→ TASK TO CARRY OUT: Quote the rows below verbatim, beginning with the line that contains "i need the location" and ending after the line that contains "list-item-number: 21. xyxy=(137,420,159,437)".
## Begin RECORDS FOR THE TASK
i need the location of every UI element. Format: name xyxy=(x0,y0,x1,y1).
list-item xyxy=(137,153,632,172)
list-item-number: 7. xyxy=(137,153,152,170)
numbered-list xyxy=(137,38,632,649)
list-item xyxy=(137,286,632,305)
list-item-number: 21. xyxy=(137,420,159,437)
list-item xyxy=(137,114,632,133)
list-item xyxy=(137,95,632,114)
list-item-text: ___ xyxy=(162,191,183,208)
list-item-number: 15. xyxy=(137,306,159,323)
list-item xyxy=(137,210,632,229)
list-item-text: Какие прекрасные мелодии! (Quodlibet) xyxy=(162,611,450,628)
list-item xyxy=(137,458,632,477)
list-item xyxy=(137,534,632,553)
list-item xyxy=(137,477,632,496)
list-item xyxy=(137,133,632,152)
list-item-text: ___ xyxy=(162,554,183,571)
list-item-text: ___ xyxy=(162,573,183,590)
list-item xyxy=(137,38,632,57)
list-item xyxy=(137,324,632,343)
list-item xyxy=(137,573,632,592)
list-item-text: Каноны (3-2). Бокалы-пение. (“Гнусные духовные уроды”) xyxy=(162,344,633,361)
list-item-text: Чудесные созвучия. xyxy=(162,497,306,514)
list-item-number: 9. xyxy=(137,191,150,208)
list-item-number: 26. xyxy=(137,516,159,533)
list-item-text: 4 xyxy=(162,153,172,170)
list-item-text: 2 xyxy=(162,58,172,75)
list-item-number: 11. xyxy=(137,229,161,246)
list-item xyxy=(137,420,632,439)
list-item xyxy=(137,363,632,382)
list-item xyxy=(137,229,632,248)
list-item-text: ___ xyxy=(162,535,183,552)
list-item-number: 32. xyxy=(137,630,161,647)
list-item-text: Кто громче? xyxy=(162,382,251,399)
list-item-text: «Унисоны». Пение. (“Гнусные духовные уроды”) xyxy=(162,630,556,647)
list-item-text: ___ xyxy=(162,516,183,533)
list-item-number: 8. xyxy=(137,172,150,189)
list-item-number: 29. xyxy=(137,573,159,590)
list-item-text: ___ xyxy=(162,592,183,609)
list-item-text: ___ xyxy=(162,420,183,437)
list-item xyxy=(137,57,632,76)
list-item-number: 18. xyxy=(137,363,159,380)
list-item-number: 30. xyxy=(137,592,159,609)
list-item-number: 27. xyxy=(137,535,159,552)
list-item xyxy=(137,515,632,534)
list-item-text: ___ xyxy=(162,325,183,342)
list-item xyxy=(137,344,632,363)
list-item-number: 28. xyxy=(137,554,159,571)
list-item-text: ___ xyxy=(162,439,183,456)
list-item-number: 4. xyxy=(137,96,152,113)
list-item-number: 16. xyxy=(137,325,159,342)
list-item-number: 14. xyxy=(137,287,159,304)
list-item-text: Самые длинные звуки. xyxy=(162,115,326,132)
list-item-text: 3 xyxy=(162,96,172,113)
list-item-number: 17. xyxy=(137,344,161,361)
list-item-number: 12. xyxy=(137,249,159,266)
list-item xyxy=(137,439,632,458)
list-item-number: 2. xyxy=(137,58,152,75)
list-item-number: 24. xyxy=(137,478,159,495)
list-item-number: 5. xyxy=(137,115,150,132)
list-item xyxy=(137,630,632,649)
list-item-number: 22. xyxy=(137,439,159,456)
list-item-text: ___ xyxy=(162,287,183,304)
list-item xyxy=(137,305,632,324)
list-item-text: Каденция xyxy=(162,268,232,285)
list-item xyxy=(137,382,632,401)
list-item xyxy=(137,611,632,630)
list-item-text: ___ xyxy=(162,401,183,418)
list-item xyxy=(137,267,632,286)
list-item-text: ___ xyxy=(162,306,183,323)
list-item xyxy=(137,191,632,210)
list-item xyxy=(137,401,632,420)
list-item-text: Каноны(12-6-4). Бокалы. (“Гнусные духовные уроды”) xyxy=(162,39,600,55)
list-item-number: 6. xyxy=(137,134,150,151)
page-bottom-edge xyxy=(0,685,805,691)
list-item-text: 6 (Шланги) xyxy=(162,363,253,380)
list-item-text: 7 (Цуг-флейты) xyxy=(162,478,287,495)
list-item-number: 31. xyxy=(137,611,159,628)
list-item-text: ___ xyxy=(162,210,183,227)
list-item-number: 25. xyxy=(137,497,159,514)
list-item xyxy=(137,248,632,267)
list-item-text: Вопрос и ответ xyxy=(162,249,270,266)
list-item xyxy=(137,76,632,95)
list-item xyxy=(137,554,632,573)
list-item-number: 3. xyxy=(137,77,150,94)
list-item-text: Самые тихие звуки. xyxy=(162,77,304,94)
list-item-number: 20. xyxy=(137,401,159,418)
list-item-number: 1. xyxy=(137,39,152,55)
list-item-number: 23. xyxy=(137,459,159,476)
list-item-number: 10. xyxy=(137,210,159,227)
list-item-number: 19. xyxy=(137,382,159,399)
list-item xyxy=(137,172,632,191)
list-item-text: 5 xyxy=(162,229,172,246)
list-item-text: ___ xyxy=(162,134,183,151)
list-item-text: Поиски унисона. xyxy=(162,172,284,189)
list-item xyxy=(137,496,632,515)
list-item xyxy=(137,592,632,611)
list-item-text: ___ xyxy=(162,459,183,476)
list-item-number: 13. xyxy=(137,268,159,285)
## End RECORDS FOR THE TASK
## Begin RECORDS FOR THE TASK
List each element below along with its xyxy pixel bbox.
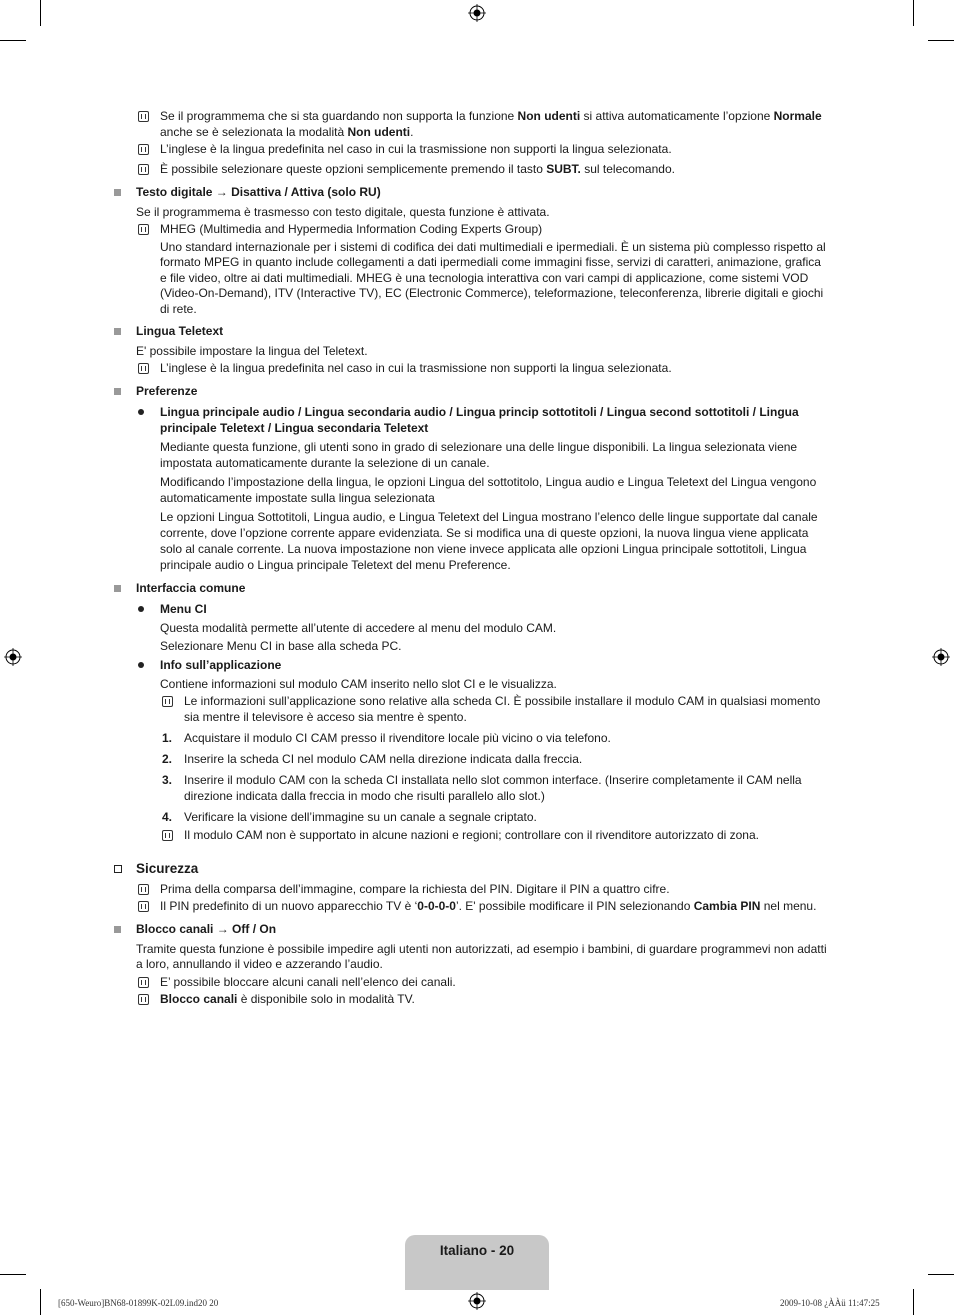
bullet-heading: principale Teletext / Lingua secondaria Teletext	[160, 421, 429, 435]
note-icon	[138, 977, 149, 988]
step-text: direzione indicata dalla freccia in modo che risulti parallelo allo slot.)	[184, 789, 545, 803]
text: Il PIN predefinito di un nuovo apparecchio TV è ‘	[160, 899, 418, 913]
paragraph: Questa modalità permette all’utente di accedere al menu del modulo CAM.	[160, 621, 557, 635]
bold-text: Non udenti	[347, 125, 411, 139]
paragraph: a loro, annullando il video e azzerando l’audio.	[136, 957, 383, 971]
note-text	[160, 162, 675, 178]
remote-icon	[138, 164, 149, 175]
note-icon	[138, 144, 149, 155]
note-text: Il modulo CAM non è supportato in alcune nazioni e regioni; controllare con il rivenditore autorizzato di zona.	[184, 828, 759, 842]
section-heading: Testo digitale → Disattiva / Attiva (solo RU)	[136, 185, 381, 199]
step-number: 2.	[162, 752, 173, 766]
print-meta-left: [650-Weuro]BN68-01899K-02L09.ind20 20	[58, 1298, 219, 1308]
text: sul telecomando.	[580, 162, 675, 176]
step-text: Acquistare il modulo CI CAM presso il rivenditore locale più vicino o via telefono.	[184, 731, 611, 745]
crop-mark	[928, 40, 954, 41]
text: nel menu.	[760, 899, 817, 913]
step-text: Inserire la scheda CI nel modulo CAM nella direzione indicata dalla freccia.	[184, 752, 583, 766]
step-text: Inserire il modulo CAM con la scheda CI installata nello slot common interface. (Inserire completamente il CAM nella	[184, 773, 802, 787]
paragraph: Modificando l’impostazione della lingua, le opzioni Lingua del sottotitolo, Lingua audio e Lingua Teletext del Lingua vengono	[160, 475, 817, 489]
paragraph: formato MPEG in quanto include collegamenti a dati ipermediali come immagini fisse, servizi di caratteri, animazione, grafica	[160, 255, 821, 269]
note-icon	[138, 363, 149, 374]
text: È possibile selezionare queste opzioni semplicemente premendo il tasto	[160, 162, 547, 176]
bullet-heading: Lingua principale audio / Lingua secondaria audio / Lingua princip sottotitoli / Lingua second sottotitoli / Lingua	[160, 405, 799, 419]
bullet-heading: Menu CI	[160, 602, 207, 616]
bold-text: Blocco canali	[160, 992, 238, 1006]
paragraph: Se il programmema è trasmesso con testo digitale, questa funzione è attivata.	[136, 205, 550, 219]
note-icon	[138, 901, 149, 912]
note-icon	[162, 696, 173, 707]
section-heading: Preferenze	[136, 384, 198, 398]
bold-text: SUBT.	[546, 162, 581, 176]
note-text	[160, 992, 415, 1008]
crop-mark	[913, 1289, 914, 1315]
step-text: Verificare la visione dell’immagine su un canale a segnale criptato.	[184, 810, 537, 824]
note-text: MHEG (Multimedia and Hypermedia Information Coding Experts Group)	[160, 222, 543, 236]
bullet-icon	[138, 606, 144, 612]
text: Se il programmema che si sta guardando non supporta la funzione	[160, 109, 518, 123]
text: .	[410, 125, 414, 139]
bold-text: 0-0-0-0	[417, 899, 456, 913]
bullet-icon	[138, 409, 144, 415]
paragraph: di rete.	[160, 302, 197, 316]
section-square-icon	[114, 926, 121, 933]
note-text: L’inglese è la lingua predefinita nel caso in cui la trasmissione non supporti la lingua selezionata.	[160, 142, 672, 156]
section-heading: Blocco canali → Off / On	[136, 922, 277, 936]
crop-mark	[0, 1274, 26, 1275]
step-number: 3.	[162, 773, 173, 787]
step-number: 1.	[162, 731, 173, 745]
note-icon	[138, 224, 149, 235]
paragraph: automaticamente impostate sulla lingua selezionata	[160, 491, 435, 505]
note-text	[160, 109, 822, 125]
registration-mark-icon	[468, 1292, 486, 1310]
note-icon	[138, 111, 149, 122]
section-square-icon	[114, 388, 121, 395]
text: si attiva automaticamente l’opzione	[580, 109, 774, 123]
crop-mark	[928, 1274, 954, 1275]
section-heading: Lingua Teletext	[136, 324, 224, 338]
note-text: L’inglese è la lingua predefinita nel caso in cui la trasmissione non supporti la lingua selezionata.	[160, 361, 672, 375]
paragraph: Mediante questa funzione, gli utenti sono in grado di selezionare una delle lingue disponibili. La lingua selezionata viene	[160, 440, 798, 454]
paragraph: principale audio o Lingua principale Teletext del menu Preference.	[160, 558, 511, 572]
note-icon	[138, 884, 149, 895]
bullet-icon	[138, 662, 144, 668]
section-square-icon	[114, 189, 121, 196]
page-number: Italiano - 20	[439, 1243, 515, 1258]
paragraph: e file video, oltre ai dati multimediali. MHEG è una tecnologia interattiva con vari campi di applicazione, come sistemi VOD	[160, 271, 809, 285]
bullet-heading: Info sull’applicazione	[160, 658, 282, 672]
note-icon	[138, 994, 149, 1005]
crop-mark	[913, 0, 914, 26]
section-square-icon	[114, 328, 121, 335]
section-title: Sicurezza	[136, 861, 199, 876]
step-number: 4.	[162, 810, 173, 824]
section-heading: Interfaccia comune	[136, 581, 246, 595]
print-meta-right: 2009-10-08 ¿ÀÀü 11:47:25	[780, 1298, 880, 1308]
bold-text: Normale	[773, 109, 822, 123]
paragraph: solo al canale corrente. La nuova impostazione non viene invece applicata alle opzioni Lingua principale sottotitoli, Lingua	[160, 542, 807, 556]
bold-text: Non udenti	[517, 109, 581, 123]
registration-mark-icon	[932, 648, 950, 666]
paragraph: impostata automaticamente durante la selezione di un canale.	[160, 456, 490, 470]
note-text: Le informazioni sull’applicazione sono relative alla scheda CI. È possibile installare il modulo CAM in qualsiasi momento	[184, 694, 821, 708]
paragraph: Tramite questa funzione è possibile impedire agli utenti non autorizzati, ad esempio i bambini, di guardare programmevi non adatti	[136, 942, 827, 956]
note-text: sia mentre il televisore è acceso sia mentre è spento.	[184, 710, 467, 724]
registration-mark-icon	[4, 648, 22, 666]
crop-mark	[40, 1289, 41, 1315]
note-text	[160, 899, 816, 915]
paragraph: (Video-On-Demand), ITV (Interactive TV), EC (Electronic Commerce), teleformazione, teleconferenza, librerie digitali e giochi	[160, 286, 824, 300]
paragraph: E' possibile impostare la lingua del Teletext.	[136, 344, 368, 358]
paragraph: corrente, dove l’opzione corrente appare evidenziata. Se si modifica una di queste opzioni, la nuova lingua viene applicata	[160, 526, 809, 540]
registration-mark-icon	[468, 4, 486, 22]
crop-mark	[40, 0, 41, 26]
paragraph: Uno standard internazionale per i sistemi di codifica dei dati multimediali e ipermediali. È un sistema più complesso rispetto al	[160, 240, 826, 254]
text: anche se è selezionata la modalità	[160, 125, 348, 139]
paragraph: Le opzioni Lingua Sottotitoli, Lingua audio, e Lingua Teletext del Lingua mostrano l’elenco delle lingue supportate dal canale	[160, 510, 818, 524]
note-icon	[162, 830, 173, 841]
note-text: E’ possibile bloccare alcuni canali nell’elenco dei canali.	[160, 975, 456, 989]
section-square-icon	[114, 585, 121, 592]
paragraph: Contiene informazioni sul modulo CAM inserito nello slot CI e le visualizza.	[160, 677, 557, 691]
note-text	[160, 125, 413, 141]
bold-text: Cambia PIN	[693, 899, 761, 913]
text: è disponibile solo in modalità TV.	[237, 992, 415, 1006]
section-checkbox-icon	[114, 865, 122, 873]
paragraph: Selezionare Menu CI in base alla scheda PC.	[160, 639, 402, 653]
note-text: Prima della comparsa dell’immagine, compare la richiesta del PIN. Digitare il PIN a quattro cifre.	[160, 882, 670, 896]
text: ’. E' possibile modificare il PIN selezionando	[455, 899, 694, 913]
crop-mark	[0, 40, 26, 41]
## End RECORDS FOR THE TASK
## Begin RECORDS FOR THE TASK
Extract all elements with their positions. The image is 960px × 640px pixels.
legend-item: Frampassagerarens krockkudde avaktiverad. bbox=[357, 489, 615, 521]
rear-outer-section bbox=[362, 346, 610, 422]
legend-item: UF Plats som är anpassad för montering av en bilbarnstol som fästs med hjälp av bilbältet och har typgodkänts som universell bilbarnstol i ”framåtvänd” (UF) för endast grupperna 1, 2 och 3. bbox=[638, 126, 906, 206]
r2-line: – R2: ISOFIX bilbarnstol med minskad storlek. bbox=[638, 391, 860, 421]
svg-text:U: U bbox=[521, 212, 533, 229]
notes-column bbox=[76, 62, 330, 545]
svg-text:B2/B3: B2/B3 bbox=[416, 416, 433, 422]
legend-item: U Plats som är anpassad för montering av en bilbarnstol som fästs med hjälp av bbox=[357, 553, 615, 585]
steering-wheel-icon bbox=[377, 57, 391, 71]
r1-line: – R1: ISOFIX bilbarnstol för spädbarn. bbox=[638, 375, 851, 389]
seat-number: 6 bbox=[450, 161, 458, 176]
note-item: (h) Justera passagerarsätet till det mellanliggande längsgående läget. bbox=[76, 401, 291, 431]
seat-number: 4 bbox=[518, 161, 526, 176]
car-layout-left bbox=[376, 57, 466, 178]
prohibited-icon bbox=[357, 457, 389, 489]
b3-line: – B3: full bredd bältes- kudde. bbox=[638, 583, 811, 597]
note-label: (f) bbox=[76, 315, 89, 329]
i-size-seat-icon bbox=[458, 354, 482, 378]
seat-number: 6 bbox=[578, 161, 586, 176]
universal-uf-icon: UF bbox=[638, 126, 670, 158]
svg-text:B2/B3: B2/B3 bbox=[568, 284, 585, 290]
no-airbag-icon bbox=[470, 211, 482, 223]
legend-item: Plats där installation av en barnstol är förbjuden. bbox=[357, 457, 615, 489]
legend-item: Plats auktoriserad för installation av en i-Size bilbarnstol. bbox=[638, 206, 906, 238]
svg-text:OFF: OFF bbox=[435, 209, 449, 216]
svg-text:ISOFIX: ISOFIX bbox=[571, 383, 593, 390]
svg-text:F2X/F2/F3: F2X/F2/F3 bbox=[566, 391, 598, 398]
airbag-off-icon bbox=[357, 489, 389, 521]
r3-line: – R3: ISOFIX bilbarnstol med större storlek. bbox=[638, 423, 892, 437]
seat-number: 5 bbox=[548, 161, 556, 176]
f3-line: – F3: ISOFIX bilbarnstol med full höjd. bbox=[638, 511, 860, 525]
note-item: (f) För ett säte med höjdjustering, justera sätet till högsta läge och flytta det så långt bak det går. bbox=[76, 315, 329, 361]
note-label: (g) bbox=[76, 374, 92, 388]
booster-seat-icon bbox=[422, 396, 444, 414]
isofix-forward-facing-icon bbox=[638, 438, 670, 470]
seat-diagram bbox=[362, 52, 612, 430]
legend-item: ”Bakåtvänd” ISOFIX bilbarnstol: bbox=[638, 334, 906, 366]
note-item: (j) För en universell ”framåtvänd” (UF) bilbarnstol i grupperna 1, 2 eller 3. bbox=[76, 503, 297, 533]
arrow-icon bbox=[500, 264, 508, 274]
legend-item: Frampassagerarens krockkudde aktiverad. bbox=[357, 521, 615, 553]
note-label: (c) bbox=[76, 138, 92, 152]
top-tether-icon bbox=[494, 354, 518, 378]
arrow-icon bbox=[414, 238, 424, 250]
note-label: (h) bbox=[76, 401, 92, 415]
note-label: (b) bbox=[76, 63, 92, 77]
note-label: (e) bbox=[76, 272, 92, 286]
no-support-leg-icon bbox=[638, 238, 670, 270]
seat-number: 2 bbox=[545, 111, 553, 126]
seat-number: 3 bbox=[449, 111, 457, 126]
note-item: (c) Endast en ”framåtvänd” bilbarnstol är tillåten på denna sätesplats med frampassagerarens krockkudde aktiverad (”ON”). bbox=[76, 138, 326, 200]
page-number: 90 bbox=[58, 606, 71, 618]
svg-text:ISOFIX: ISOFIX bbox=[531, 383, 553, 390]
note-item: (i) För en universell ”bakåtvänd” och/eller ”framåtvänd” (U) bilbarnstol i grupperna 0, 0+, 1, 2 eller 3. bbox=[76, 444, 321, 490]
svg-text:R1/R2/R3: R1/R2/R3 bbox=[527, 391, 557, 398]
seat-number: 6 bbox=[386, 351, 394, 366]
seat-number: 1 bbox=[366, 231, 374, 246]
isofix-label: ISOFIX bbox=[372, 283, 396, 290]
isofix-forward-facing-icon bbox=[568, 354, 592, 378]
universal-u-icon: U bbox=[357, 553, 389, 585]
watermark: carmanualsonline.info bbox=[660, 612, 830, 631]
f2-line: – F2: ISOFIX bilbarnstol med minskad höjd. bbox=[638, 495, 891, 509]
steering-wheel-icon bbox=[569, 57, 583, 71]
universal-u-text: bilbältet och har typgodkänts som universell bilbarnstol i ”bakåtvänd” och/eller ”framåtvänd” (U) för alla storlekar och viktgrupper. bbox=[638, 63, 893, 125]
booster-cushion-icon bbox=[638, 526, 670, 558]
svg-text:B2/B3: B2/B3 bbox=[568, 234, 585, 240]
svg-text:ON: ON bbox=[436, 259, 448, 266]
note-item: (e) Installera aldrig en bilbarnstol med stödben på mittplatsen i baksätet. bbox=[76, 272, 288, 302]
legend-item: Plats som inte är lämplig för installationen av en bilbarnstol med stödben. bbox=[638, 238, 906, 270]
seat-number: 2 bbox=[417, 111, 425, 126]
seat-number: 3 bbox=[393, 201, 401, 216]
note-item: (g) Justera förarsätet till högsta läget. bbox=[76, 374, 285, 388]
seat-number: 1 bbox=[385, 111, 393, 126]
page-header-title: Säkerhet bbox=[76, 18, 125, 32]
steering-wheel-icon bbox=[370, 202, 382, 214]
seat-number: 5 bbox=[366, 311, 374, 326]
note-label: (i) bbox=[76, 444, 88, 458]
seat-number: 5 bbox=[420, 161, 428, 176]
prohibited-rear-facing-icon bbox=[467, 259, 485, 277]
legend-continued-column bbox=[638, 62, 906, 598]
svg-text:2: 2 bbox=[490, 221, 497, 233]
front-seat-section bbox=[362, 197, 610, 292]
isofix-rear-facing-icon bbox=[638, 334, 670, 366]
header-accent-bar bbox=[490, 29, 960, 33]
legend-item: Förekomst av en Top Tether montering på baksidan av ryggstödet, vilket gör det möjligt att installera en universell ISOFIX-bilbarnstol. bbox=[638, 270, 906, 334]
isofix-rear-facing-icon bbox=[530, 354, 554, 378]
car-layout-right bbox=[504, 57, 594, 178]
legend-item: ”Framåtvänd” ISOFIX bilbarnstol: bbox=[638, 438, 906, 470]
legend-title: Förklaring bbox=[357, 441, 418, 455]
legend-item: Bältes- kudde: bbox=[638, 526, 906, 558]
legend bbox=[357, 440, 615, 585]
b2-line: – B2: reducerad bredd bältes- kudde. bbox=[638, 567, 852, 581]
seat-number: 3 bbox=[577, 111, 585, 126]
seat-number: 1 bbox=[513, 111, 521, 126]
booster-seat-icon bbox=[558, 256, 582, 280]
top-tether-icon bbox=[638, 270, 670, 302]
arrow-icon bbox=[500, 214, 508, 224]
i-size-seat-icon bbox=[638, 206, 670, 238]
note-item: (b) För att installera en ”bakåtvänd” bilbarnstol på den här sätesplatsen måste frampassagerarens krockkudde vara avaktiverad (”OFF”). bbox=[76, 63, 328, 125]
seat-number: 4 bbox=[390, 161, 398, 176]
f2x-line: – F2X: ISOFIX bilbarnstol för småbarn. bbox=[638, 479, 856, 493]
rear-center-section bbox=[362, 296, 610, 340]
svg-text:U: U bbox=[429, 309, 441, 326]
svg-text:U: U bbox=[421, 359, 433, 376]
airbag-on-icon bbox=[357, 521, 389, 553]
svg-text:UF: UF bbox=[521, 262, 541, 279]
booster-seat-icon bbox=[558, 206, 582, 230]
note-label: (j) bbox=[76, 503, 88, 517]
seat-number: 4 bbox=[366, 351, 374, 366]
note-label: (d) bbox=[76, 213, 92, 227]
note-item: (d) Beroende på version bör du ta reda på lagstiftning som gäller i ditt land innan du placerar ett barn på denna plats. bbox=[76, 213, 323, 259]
## End RECORDS FOR THE TASK
→ PROBLEM SOLUTION:
i need the location of every UI element. Format: name xyxy=(x0,y0,x1,y1).
list-item xyxy=(137,153,632,172)
list-item-number: 7. xyxy=(137,153,152,170)
numbered-list xyxy=(137,38,632,649)
list-item xyxy=(137,286,632,305)
list-item-number: 21. xyxy=(137,420,159,437)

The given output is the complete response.